Data records

++++++++++

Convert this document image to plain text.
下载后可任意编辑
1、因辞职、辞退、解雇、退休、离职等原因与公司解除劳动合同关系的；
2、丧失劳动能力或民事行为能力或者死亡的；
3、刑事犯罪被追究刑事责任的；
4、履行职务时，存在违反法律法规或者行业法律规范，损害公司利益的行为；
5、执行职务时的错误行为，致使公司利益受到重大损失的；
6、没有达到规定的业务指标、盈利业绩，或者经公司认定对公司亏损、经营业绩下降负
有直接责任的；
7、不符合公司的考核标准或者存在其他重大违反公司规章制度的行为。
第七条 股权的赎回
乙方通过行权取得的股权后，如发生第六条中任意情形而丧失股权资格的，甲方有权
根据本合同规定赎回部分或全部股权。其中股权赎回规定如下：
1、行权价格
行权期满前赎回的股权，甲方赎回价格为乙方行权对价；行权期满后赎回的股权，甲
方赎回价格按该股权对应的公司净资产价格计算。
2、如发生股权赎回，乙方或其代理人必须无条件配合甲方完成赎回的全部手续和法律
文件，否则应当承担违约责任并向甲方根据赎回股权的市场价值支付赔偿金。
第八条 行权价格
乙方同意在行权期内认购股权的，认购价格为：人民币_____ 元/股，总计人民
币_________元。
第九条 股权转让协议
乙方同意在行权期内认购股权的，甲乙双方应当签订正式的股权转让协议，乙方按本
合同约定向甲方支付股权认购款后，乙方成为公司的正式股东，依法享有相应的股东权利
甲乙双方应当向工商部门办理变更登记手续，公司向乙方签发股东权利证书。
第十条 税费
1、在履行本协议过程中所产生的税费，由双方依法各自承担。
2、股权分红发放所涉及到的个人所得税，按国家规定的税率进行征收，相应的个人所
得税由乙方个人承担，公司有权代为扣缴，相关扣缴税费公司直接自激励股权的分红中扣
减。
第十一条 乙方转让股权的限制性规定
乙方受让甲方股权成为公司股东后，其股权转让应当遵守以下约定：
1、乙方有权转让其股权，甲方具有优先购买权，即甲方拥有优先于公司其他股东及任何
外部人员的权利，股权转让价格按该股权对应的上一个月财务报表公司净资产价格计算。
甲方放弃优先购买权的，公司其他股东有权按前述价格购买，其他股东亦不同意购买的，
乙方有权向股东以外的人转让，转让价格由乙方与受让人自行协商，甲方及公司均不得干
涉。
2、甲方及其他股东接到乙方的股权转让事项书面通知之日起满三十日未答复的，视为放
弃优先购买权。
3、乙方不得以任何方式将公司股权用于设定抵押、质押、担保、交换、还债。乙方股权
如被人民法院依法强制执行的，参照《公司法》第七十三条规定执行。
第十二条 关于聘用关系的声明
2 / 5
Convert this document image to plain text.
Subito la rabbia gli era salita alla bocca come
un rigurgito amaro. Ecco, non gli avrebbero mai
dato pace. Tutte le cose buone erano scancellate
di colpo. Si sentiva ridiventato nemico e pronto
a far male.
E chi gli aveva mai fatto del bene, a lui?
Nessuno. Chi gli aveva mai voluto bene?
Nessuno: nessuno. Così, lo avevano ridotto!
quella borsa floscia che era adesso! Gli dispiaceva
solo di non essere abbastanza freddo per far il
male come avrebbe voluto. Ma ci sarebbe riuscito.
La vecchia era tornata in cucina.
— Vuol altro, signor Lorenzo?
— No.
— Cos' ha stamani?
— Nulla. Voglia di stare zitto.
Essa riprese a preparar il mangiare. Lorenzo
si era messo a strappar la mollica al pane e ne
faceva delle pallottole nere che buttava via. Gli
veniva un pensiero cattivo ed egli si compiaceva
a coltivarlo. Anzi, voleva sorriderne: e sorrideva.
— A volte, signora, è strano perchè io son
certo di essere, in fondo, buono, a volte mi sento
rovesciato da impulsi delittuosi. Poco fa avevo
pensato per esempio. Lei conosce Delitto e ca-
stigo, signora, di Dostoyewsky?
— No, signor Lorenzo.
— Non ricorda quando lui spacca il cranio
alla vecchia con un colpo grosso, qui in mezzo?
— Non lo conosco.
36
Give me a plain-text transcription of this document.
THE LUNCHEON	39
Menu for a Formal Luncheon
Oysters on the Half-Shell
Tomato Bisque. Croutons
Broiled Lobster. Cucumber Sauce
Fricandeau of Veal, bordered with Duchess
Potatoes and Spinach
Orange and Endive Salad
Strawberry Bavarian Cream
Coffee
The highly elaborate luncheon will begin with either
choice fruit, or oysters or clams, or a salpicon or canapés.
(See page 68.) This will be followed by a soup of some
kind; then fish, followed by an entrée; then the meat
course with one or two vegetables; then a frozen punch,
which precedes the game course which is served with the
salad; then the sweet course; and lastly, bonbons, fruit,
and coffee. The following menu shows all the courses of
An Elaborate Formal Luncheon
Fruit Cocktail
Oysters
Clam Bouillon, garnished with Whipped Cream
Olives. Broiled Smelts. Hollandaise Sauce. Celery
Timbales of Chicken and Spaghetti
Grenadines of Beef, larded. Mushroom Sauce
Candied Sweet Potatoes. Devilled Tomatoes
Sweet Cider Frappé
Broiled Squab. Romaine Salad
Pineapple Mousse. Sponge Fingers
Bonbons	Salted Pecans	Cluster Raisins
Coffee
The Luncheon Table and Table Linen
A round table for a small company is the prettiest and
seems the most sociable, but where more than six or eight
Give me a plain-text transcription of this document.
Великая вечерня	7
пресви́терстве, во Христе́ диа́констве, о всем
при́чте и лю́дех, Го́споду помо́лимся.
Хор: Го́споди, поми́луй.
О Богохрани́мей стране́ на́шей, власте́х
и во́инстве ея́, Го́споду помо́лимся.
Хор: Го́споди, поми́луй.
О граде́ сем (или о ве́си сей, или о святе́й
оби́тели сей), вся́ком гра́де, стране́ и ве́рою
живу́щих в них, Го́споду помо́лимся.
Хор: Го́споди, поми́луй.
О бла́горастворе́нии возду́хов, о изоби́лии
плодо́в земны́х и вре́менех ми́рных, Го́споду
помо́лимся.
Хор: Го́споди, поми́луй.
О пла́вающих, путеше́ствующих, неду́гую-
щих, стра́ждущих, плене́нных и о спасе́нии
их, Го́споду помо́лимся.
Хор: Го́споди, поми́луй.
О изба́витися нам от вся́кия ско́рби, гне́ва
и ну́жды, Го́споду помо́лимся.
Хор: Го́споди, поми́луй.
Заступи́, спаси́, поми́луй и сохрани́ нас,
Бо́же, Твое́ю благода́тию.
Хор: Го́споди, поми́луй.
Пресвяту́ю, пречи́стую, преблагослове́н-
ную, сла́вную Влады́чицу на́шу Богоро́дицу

++++++++++

Task requirements
Using the listing above, gather each line that holds the string "Cream" and copy it.

Written answer
Strawberry Bavarian Cream
Clam Bouillon, garnished with Whipped Cream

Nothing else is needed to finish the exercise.